> _Work required_
Find every line in the records below that holds the word "stated", and copy it out.

──────── Given information

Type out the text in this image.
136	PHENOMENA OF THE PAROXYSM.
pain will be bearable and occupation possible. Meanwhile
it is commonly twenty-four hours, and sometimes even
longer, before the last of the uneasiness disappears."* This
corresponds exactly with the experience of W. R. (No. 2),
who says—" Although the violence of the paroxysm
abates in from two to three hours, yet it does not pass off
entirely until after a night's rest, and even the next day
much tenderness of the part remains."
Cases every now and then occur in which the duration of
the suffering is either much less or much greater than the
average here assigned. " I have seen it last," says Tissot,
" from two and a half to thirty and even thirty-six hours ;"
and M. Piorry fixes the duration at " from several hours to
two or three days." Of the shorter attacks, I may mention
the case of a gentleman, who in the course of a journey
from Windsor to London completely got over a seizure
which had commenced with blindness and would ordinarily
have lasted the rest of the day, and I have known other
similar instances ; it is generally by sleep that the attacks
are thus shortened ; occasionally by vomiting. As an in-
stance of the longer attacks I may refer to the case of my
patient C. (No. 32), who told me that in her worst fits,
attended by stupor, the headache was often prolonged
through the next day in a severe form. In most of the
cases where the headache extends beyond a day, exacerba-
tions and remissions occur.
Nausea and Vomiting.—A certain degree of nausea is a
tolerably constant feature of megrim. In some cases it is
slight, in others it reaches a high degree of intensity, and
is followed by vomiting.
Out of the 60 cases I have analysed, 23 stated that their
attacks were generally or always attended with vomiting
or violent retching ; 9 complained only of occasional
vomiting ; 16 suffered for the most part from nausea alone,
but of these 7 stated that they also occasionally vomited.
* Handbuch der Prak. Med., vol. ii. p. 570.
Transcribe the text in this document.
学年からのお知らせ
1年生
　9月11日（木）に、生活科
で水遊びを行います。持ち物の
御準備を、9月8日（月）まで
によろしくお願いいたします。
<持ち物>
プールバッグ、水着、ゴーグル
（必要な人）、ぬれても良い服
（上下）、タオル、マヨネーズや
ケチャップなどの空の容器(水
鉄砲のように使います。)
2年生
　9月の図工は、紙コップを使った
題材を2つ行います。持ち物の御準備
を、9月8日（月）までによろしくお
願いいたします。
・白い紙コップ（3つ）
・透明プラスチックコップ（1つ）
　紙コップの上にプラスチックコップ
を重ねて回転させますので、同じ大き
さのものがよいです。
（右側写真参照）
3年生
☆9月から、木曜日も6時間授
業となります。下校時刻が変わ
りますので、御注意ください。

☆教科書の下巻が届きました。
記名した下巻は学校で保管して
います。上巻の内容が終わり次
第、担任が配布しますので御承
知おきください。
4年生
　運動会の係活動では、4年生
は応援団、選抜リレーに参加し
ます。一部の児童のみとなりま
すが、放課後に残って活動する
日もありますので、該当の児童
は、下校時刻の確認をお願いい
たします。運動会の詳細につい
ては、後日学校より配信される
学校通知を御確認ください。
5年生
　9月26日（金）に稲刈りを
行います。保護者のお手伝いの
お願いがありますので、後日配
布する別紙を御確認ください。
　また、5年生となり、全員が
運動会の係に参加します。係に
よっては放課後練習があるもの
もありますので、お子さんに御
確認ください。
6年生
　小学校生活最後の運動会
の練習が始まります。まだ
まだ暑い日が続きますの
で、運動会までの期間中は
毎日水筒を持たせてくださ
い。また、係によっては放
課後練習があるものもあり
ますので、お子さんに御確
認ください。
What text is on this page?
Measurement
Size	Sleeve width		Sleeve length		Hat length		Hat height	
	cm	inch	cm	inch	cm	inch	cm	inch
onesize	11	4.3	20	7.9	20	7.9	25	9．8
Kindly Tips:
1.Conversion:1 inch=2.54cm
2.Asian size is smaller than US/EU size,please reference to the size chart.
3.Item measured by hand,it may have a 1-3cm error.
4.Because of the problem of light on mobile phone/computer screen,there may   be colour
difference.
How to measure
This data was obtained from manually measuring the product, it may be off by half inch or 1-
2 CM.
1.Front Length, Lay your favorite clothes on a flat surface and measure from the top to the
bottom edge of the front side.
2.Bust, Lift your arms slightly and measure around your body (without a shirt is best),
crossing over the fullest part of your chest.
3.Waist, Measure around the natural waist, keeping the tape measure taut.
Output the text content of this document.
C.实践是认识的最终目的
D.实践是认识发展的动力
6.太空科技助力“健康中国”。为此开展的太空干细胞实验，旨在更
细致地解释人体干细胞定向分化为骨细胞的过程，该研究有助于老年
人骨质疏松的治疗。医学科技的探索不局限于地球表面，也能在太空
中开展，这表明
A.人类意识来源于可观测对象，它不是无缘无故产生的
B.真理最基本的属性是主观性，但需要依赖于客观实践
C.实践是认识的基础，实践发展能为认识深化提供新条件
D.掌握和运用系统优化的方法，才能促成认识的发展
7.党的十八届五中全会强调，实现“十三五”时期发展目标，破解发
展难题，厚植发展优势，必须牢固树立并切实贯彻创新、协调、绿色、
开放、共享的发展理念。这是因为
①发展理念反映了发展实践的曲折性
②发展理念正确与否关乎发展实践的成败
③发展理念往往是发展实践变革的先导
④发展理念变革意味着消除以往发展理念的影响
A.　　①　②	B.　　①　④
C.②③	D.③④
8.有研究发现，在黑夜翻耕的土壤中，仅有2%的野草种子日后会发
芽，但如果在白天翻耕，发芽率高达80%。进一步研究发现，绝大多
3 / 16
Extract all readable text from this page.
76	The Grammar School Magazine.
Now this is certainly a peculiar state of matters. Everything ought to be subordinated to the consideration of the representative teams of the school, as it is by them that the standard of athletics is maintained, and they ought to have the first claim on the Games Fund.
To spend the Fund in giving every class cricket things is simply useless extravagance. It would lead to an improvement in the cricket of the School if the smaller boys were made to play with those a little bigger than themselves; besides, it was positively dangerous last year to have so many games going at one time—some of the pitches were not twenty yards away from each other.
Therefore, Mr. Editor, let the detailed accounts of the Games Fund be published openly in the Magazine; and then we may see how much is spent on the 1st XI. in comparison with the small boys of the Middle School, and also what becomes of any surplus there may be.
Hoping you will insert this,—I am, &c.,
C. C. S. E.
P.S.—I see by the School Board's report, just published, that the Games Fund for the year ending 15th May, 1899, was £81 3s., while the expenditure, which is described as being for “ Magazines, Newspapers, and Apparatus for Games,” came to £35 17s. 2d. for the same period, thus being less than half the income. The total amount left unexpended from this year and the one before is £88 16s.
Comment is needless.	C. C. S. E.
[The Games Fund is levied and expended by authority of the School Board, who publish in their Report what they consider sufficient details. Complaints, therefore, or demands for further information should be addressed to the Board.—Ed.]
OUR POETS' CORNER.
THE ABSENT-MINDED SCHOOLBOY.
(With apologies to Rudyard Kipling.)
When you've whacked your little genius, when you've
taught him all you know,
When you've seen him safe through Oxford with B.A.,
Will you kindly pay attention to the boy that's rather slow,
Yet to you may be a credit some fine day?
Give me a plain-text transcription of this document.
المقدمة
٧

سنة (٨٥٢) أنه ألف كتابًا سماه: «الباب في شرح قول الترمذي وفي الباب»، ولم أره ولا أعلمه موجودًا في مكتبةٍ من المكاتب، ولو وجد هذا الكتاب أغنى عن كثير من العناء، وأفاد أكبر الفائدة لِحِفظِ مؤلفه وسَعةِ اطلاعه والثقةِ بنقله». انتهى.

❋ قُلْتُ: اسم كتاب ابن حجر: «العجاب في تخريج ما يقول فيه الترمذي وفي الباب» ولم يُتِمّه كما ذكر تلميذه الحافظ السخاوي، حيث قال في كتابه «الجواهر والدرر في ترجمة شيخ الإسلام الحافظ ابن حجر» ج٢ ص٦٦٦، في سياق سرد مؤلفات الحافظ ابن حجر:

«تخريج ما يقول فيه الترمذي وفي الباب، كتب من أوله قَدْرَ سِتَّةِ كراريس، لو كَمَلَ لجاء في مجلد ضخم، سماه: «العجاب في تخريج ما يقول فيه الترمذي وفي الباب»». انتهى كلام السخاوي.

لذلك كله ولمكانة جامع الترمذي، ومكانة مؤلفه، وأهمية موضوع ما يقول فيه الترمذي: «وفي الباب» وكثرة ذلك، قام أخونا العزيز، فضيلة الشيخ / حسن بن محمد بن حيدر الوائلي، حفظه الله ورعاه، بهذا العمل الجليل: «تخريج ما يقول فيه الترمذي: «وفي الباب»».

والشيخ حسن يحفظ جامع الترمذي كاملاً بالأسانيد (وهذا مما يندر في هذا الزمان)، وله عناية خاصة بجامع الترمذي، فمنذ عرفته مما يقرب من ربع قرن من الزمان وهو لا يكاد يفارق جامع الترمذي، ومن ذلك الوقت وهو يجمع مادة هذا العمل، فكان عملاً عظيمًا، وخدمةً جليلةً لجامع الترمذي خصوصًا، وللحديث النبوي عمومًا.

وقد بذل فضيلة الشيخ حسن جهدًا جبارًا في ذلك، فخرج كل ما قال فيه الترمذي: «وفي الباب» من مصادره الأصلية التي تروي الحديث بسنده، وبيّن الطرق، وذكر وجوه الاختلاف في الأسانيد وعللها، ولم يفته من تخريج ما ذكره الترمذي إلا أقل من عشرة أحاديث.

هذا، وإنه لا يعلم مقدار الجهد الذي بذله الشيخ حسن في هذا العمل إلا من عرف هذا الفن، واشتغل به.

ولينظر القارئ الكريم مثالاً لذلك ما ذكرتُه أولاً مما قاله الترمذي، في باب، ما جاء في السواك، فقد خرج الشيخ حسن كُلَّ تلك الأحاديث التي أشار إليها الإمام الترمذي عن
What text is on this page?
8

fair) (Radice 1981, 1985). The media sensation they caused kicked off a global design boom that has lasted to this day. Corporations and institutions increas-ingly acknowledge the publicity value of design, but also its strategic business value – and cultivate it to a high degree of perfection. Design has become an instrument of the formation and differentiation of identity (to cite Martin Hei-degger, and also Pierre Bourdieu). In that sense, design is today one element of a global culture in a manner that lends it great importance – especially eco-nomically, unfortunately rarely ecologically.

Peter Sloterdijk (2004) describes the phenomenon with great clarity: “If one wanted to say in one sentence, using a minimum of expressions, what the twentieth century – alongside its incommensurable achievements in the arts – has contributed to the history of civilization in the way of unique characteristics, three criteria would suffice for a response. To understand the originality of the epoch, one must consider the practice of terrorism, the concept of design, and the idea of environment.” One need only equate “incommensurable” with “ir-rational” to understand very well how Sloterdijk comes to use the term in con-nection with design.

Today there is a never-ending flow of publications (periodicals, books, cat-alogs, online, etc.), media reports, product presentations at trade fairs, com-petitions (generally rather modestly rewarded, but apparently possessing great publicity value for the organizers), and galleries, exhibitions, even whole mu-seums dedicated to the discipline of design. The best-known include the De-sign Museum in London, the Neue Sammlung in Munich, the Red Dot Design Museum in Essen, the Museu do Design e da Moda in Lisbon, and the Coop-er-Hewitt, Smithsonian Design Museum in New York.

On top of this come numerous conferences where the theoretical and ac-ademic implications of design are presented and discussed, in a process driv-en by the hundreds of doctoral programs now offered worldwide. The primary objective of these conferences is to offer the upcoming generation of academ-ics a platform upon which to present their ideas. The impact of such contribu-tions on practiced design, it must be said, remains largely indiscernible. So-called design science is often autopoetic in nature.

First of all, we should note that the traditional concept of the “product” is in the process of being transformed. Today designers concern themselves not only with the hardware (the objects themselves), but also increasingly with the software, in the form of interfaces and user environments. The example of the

────────────────

> _Written response_
Out of the 60 cases I have analysed, 23 stated that their
but of these 7 stated that they also occasionally vomited.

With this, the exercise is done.